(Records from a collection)
____
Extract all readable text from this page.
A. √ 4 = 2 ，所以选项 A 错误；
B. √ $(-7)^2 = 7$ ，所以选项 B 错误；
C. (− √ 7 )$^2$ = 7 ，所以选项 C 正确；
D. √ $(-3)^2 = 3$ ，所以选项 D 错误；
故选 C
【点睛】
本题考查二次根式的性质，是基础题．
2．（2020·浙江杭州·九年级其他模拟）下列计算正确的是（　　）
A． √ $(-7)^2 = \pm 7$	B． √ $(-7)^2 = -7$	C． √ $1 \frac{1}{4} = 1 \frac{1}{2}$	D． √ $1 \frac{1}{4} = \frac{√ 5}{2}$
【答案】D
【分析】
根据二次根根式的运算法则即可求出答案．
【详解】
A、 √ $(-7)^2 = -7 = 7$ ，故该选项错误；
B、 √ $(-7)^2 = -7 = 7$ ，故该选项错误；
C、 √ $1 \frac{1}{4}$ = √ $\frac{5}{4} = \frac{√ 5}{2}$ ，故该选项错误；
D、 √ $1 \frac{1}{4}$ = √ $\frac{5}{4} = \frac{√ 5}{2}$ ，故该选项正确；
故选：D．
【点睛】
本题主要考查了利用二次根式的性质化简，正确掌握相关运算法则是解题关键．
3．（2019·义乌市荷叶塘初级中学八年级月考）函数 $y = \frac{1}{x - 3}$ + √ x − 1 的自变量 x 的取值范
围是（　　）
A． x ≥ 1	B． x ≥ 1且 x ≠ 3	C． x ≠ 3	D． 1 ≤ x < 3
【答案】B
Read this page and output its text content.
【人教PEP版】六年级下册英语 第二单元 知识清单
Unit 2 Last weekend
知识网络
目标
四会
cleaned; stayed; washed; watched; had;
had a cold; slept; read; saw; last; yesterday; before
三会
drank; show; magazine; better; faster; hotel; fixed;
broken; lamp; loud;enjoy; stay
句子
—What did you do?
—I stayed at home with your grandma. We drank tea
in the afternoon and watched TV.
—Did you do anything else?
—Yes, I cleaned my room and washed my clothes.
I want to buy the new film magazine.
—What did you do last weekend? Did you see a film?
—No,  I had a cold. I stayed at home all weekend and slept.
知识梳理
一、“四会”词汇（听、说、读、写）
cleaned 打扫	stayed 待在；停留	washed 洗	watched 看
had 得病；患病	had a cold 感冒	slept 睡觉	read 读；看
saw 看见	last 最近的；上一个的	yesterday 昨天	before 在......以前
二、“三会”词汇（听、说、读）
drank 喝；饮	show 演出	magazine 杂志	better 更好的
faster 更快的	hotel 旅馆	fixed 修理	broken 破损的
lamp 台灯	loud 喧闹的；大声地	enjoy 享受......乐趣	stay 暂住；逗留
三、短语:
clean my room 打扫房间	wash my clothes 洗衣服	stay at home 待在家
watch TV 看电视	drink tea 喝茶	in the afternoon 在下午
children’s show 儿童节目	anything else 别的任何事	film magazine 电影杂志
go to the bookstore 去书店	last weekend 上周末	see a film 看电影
____
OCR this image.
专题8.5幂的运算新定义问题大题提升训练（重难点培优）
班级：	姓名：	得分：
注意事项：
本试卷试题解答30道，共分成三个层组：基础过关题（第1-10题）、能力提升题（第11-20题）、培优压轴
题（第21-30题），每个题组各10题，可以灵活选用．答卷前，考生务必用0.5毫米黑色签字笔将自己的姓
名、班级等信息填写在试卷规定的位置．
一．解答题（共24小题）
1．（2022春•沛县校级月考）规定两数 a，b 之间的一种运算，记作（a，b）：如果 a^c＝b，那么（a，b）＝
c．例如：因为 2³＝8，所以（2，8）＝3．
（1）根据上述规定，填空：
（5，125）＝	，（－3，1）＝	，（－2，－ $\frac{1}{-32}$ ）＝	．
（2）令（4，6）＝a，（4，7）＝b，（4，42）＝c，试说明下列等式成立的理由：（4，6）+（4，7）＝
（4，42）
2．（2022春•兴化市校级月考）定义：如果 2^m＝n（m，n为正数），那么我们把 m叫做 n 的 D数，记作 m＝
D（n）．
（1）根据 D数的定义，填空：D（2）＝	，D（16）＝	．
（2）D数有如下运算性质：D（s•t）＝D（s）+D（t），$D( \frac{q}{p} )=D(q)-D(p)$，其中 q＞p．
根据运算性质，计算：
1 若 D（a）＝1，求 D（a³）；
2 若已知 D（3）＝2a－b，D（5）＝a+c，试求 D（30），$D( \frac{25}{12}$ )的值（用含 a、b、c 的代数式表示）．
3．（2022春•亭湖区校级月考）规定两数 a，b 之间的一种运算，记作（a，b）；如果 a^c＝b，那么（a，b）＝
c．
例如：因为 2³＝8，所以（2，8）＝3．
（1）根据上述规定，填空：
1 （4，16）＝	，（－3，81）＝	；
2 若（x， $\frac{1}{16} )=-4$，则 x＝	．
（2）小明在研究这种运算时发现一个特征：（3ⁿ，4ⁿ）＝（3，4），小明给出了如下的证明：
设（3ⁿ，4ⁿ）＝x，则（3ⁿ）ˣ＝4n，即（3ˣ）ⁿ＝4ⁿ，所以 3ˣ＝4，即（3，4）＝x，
____
> _Given request_: Copy all lines above containing the string "lamp".

> _Exercise solution_:
broken; lamp; loud;enjoy; stay
lamp 台灯	loud 喧闹的；大声地	enjoy 享受......乐趣	stay 暂住；逗留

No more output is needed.